(Records from a collection of figures)
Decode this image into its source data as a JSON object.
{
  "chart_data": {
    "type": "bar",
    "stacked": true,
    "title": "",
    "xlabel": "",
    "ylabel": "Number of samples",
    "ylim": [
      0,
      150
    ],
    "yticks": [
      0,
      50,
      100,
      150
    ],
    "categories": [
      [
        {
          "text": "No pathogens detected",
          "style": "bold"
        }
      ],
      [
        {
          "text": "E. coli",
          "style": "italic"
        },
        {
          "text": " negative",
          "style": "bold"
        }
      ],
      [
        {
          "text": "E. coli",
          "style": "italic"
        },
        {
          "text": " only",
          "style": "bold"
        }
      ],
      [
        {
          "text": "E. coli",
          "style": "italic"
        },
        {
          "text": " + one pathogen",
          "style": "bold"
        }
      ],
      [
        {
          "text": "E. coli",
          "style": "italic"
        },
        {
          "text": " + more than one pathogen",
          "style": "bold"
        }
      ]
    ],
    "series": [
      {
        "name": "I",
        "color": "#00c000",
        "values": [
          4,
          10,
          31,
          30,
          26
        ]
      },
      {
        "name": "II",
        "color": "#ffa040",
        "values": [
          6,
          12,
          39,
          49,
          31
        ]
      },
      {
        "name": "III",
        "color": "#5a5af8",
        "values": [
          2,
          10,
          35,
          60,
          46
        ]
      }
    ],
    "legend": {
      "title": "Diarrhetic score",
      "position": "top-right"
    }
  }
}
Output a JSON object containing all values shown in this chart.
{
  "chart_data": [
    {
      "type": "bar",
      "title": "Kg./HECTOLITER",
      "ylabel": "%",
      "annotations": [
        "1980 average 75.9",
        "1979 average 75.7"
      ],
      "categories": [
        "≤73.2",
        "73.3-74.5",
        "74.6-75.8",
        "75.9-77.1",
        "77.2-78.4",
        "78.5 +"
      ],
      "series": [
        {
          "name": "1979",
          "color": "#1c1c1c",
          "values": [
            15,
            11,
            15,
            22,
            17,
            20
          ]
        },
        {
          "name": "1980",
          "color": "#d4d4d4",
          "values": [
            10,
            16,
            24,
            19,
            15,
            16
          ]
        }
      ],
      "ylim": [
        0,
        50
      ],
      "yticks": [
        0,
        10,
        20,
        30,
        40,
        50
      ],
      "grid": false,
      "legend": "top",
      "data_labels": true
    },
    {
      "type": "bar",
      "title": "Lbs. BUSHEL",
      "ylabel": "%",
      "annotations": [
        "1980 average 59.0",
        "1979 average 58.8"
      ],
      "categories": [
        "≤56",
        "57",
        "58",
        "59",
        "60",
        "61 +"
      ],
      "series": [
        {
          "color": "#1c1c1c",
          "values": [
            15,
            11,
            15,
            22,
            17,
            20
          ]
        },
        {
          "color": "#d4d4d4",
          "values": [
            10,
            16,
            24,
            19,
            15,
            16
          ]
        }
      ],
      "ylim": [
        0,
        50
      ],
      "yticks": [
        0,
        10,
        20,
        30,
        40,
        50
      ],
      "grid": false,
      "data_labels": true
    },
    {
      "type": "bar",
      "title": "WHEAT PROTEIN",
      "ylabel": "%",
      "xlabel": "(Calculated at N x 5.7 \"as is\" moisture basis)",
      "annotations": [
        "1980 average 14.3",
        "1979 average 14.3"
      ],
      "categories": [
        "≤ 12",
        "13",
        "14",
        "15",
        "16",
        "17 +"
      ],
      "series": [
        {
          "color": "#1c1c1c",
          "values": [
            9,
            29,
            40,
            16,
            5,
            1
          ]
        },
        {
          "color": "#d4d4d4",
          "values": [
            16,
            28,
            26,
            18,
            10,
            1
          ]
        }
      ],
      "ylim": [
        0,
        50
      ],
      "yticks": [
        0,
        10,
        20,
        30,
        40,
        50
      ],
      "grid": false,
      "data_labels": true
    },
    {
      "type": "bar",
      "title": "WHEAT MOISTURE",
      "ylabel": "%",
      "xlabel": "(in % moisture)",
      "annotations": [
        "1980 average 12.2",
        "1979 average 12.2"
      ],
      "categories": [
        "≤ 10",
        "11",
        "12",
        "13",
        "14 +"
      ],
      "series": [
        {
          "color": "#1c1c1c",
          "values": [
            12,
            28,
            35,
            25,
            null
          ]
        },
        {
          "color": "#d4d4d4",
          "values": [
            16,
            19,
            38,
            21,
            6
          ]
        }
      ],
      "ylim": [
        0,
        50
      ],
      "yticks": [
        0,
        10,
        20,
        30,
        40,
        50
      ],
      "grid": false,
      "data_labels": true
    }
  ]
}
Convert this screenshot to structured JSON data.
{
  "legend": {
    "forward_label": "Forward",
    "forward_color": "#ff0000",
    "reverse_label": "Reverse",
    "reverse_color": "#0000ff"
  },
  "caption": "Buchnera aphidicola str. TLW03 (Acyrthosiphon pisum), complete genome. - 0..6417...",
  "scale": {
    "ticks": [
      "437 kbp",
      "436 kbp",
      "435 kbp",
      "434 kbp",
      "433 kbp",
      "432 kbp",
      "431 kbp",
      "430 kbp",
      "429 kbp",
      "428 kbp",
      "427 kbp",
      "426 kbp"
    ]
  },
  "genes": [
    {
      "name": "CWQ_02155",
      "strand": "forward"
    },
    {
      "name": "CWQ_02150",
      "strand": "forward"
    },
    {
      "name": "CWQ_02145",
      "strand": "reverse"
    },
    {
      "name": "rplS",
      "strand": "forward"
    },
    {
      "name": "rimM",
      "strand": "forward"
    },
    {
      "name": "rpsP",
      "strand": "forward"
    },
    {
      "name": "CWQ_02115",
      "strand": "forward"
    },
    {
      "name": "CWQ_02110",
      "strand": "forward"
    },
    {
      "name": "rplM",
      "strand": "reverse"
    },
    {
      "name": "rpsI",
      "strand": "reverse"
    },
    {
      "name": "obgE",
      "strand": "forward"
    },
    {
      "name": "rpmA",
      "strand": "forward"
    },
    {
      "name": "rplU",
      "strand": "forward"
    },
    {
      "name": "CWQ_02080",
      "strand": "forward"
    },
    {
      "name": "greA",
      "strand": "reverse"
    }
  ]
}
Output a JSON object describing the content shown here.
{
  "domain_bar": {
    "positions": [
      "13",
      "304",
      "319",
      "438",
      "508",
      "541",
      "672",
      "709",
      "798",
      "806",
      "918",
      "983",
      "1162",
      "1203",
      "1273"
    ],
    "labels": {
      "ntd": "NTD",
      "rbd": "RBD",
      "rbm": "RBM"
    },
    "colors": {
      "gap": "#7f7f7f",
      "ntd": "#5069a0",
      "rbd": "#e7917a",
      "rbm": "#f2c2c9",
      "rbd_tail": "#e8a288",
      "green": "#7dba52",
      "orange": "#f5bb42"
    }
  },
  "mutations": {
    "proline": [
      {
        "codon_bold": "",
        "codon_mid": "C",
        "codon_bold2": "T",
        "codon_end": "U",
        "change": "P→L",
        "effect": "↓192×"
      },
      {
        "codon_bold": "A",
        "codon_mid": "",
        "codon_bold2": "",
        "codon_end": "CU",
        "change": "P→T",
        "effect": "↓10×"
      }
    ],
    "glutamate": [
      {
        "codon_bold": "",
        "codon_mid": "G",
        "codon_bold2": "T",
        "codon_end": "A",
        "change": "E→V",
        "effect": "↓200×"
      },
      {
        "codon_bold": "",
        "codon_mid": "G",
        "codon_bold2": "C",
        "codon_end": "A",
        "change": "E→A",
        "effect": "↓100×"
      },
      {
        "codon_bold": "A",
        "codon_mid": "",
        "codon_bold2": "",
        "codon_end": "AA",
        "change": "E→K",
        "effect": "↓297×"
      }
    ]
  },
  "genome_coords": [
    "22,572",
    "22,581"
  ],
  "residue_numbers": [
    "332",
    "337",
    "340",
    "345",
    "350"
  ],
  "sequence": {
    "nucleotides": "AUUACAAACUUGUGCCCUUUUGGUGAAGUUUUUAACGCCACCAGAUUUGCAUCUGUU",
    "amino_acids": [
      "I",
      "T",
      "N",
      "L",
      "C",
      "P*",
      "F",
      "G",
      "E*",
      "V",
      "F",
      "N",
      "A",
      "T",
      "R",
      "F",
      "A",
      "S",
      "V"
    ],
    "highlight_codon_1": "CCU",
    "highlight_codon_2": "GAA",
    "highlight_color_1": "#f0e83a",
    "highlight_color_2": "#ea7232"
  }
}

▶ **WHAT YOU WILL DO**
Number of lines above containing "Output": give it, with no other text.

▶ **SOLVED EXERCISE**
2